### [What you are asked to do]
The records below must be retyped exactly.
>> Start Data in this exercise
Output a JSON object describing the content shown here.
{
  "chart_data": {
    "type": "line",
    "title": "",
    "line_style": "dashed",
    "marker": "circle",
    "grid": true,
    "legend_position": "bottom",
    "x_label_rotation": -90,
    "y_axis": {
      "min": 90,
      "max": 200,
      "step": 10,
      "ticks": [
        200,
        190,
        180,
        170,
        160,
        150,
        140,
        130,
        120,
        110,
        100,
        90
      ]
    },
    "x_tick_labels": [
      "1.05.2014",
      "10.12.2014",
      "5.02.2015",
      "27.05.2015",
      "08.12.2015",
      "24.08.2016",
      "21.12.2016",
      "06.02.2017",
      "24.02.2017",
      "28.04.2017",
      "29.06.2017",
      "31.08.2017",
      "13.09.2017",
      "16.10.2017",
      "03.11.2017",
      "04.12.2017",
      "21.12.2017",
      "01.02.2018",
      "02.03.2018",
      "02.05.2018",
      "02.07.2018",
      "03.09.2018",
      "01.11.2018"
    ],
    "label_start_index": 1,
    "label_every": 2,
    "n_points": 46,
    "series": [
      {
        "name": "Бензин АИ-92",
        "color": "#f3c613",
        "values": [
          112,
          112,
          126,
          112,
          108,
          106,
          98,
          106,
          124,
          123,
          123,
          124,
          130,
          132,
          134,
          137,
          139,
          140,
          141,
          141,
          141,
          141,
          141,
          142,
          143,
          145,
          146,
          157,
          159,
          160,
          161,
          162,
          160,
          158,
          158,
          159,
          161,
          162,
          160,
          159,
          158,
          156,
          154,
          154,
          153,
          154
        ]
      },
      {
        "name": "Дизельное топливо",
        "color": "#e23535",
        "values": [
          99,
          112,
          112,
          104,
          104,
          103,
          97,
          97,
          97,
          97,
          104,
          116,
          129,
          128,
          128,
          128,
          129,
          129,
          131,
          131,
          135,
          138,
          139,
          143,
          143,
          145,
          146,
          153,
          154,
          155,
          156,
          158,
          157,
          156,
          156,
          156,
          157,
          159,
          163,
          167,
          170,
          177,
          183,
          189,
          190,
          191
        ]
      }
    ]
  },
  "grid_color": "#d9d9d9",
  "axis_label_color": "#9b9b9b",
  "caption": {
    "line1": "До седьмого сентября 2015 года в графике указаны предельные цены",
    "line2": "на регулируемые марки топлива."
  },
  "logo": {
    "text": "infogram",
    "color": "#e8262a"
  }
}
>> End Data in this exercise
### [Written solution]
Output a JSON object describing the content shown here.
{
  "chart_data": {
    "type": "line",
    "title": "",
    "line_style": "dashed",
    "marker": "circle",
    "grid": true,
    "legend_position": "bottom",
    "x_label_rotation": -90,
    "y_axis": {
      "min": 90,
      "max": 200,
      "step": 10,
      "ticks": [
        200,
        190,
        180,
        170,
        160,
        150,
        140,
        130,
        120,
        110,
        100,
        90
      ]
    },
    "x_tick_labels": [
      "1.05.2014",
      "10.12.2014",
      "5.02.2015",
      "27.05.2015",
      "08.12.2015",
      "24.08.2016",
      "21.12.2016",
      "06.02.2017",
      "24.02.2017",
      "28.04.2017",
      "29.06.2017",
      "31.08.2017",
      "13.09.2017",
      "16.10.2017",
      "03.11.2017",
      "04.12.2017",
      "21.12.2017",
      "01.02.2018",
      "02.03.2018",
      "02.05.2018",
      "02.07.2018",
      "03.09.2018",
      "01.11.2018"
    ],
    "label_start_index": 1,
    "label_every": 2,
    "n_points": 46,
    "series": [
      {
        "name": "Бензин АИ-92",
        "color": "#f3c613",
        "values": [
          112,
          112,
          126,
          112,
          108,
          106,
          98,
          106,
          124,
          123,
          123,
          124,
          130,
          132,
          134,
          137,
          139,
          140,
          141,
          141,
          141,
          141,
          141,
          142,
          143,
          145,
          146,
          157,
          159,
          160,
          161,
          162,
          160,
          158,
          158,
          159,
          161,
          162,
          160,
          159,
          158,
          156,
          154,
          154,
          153,
          154
        ]
      },
      {
        "name": "Дизельное топливо",
        "color": "#e23535",
        "values": [
          99,
          112,
          112,
          104,
          104,
          103,
          97,
          97,
          97,
          97,
          104,
          116,
          129,
          128,
          128,
          128,
          129,
          129,
          131,
          131,
          135,
          138,
          139,
          143,
          143,
          145,
          146,
          153,
          154,
          155,
          156,
          158,
          157,
          156,
          156,
          156,
          157,
          159,
          163,
          167,
          170,
          177,
          183,
          189,
          190,
          191
        ]
      }
    ]
  },
  "grid_color": "#d9d9d9",
  "axis_label_color": "#9b9b9b",
  "caption": {
    "line1": "До седьмого сентября 2015 года в графике указаны предельные цены",
    "line2": "на регулируемые марки топлива."
  },
  "logo": {
    "text": "infogram",
    "color": "#e8262a"
  }
}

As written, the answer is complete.